## START Data to use

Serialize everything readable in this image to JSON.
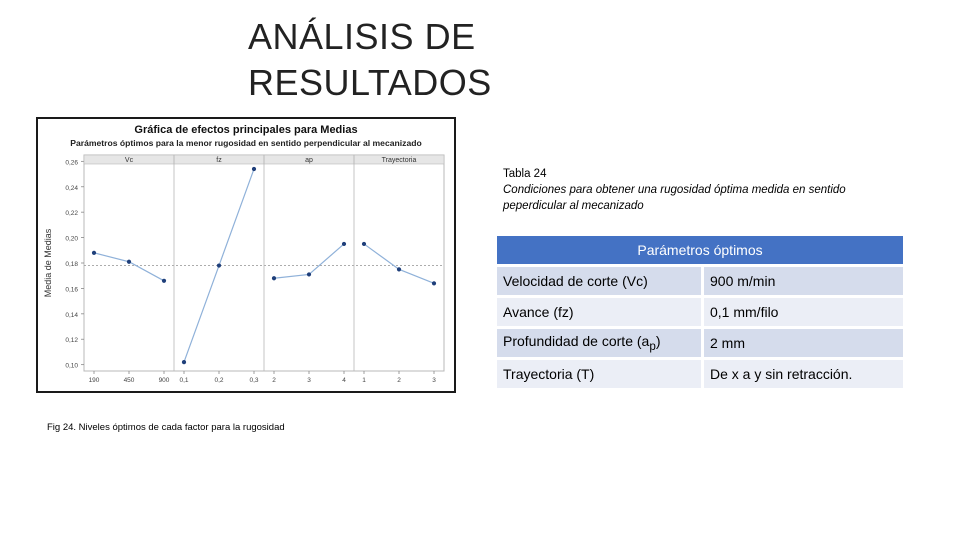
{
  "slide": {
    "title_line1": "ANÁLISIS DE",
    "title_line2": "RESULTADOS"
  },
  "figure_caption": "Fig 24. Niveles óptimos de cada factor para la rugosidad",
  "table": {
    "number": "Tabla 24",
    "description": "Condiciones para obtener una rugosidad óptima medida en sentido peperdicular al mecanizado",
    "header": "Parámetros óptimos",
    "rows": [
      {
        "param": "Velocidad de corte (Vc)",
        "value": "900 m/min"
      },
      {
        "param": "Avance (fz)",
        "value": "0,1 mm/filo"
      },
      {
        "param_prefix": "Profundidad de corte (a",
        "param_sub": "p",
        "param_suffix": ")",
        "value": "2 mm"
      },
      {
        "param": "Trayectoria (T)",
        "value": "De x a y sin retracción."
      }
    ]
  },
  "colors": {
    "table_header": "#4472c4",
    "row_odd": "#d5dcec",
    "row_even": "#ebeef6",
    "series": "#8fb1d9",
    "marker": "#1f3f7a"
  },
  "chart_data": {
    "type": "line",
    "title": "Gráfica de efectos principales para Medias",
    "subtitle": "Parámetros óptimos para la menor rugosidad en sentido perpendicular al mecanizado",
    "ylabel": "Media de Medias",
    "ylim": [
      0.095,
      0.265
    ],
    "yticks": [
      "0,26",
      "0,24",
      "0,22",
      "0,20",
      "0,18",
      "0,16",
      "0,14",
      "0,12",
      "0,10"
    ],
    "ytick_values": [
      0.26,
      0.24,
      0.22,
      0.2,
      0.18,
      0.16,
      0.14,
      0.12,
      0.1
    ],
    "reference_mean": 0.178,
    "grid": false,
    "panels": [
      {
        "name": "Vc",
        "categories": [
          "190",
          "450",
          "900"
        ],
        "values": [
          0.188,
          0.181,
          0.166
        ]
      },
      {
        "name": "fz",
        "categories": [
          "0,1",
          "0,2",
          "0,3"
        ],
        "values": [
          0.102,
          0.178,
          0.254
        ]
      },
      {
        "name": "ap",
        "categories": [
          "2",
          "3",
          "4"
        ],
        "values": [
          0.168,
          0.171,
          0.195
        ]
      },
      {
        "name": "Trayectoria",
        "categories": [
          "1",
          "2",
          "3"
        ],
        "values": [
          0.195,
          0.175,
          0.164
        ]
      }
    ]
  }
}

## END Data to use

- What you will do: Can the entries above be repeated exactly, without their pictures?

- Result of this exercise:
Serialize everything readable in this image to JSON.
{
  "slide": {
    "title_line1": "ANÁLISIS DE",
    "title_line2": "RESULTADOS"
  },
  "figure_caption": "Fig 24. Niveles óptimos de cada factor para la rugosidad",
  "table": {
    "number": "Tabla 24",
    "description": "Condiciones para obtener una rugosidad óptima medida en sentido peperdicular al mecanizado",
    "header": "Parámetros óptimos",
    "rows": [
      {
        "param": "Velocidad de corte (Vc)",
        "value": "900 m/min"
      },
      {
        "param": "Avance (fz)",
        "value": "0,1 mm/filo"
      },
      {
        "param_prefix": "Profundidad de corte (a",
        "param_sub": "p",
        "param_suffix": ")",
        "value": "2 mm"
      },
      {
        "param": "Trayectoria (T)",
        "value": "De x a y sin retracción."
      }
    ]
  },
  "colors": {
    "table_header": "#4472c4",
    "row_odd": "#d5dcec",
    "row_even": "#ebeef6",
    "series": "#8fb1d9",
    "marker": "#1f3f7a"
  },
  "chart_data": {
    "type": "line",
    "title": "Gráfica de efectos principales para Medias",
    "subtitle": "Parámetros óptimos para la menor rugosidad en sentido perpendicular al mecanizado",
    "ylabel": "Media de Medias",
    "ylim": [
      0.095,
      0.265
    ],
    "yticks": [
      "0,26",
      "0,24",
      "0,22",
      "0,20",
      "0,18",
      "0,16",
      "0,14",
      "0,12",
      "0,10"
    ],
    "ytick_values": [
      0.26,
      0.24,
      0.22,
      0.2,
      0.18,
      0.16,
      0.14,
      0.12,
      0.1
    ],
    "reference_mean": 0.178,
    "grid": false,
    "panels": [
      {
        "name": "Vc",
        "categories": [
          "190",
          "450",
          "900"
        ],
        "values": [
          0.188,
          0.181,
          0.166
        ]
      },
      {
        "name": "fz",
        "categories": [
          "0,1",
          "0,2",
          "0,3"
        ],
        "values": [
          0.102,
          0.178,
          0.254
        ]
      },
      {
        "name": "ap",
        "categories": [
          "2",
          "3",
          "4"
        ],
        "values": [
          0.168,
          0.171,
          0.195
        ]
      },
      {
        "name": "Trayectoria",
        "categories": [
          "1",
          "2",
          "3"
        ],
        "values": [
          0.195,
          0.175,
          0.164
        ]
      }
    ]
  }
}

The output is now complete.